### Information supplied

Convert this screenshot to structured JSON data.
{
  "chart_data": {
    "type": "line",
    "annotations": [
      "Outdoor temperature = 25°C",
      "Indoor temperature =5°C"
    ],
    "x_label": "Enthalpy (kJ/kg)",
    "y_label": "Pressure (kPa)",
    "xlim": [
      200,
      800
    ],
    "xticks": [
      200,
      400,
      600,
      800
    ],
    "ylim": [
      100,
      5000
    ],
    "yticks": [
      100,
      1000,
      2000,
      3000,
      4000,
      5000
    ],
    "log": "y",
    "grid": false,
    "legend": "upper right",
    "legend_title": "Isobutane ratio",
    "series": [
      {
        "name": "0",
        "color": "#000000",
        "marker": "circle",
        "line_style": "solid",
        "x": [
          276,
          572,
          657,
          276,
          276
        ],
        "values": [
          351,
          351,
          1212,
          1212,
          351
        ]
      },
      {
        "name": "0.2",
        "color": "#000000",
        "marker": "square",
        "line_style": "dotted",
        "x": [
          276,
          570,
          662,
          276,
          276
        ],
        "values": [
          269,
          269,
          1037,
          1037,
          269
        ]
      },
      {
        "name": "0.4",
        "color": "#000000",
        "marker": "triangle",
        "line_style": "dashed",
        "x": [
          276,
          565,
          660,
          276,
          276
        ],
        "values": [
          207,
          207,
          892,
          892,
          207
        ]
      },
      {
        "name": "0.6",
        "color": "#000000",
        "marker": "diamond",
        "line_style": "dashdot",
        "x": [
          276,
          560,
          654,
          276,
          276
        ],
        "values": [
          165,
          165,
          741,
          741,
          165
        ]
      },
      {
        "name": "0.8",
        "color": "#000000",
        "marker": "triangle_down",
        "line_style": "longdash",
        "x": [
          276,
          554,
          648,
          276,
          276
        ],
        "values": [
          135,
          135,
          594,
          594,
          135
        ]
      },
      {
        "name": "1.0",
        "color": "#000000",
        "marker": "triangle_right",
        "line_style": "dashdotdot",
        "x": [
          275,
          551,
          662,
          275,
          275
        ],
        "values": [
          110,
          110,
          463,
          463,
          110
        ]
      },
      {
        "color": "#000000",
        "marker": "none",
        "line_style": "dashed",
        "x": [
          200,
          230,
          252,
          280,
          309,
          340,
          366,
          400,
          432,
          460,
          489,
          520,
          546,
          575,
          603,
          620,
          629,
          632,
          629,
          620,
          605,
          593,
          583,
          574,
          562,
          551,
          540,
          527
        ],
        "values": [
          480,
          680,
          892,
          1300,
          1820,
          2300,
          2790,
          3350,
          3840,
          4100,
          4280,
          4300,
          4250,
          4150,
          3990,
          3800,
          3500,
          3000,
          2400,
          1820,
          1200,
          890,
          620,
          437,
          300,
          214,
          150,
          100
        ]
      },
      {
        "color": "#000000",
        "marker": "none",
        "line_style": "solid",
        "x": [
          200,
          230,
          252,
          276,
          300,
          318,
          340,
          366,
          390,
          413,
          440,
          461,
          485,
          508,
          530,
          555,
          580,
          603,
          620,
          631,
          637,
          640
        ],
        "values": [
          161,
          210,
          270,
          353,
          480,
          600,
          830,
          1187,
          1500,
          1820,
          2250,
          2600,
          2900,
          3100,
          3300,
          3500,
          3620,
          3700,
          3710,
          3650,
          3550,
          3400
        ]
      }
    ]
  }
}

######

[Objective] Copy every record above exactly as it appears.

[Result of this exercise]
Convert this screenshot to structured JSON data.
{
  "chart_data": {
    "type": "line",
    "annotations": [
      "Outdoor temperature = 25°C",
      "Indoor temperature =5°C"
    ],
    "x_label": "Enthalpy (kJ/kg)",
    "y_label": "Pressure (kPa)",
    "xlim": [
      200,
      800
    ],
    "xticks": [
      200,
      400,
      600,
      800
    ],
    "ylim": [
      100,
      5000
    ],
    "yticks": [
      100,
      1000,
      2000,
      3000,
      4000,
      5000
    ],
    "log": "y",
    "grid": false,
    "legend": "upper right",
    "legend_title": "Isobutane ratio",
    "series": [
      {
        "name": "0",
        "color": "#000000",
        "marker": "circle",
        "line_style": "solid",
        "x": [
          276,
          572,
          657,
          276,
          276
        ],
        "values": [
          351,
          351,
          1212,
          1212,
          351
        ]
      },
      {
        "name": "0.2",
        "color": "#000000",
        "marker": "square",
        "line_style": "dotted",
        "x": [
          276,
          570,
          662,
          276,
          276
        ],
        "values": [
          269,
          269,
          1037,
          1037,
          269
        ]
      },
      {
        "name": "0.4",
        "color": "#000000",
        "marker": "triangle",
        "line_style": "dashed",
        "x": [
          276,
          565,
          660,
          276,
          276
        ],
        "values": [
          207,
          207,
          892,
          892,
          207
        ]
      },
      {
        "name": "0.6",
        "color": "#000000",
        "marker": "diamond",
        "line_style": "dashdot",
        "x": [
          276,
          560,
          654,
          276,
          276
        ],
        "values": [
          165,
          165,
          741,
          741,
          165
        ]
      },
      {
        "name": "0.8",
        "color": "#000000",
        "marker": "triangle_down",
        "line_style": "longdash",
        "x": [
          276,
          554,
          648,
          276,
          276
        ],
        "values": [
          135,
          135,
          594,
          594,
          135
        ]
      },
      {
        "name": "1.0",
        "color": "#000000",
        "marker": "triangle_right",
        "line_style": "dashdotdot",
        "x": [
          275,
          551,
          662,
          275,
          275
        ],
        "values": [
          110,
          110,
          463,
          463,
          110
        ]
      },
      {
        "color": "#000000",
        "marker": "none",
        "line_style": "dashed",
        "x": [
          200,
          230,
          252,
          280,
          309,
          340,
          366,
          400,
          432,
          460,
          489,
          520,
          546,
          575,
          603,
          620,
          629,
          632,
          629,
          620,
          605,
          593,
          583,
          574,
          562,
          551,
          540,
          527
        ],
        "values": [
          480,
          680,
          892,
          1300,
          1820,
          2300,
          2790,
          3350,
          3840,
          4100,
          4280,
          4300,
          4250,
          4150,
          3990,
          3800,
          3500,
          3000,
          2400,
          1820,
          1200,
          890,
          620,
          437,
          300,
          214,
          150,
          100
        ]
      },
      {
        "color": "#000000",
        "marker": "none",
        "line_style": "solid",
        "x": [
          200,
          230,
          252,
          276,
          300,
          318,
          340,
          366,
          390,
          413,
          440,
          461,
          485,
          508,
          530,
          555,
          580,
          603,
          620,
          631,
          637,
          640
        ],
        "values": [
          161,
          210,
          270,
          353,
          480,
          600,
          830,
          1187,
          1500,
          1820,
          2250,
          2600,
          2900,
          3100,
          3300,
          3500,
          3620,
          3700,
          3710,
          3650,
          3550,
          3400
        ]
      }
    ]
  }
}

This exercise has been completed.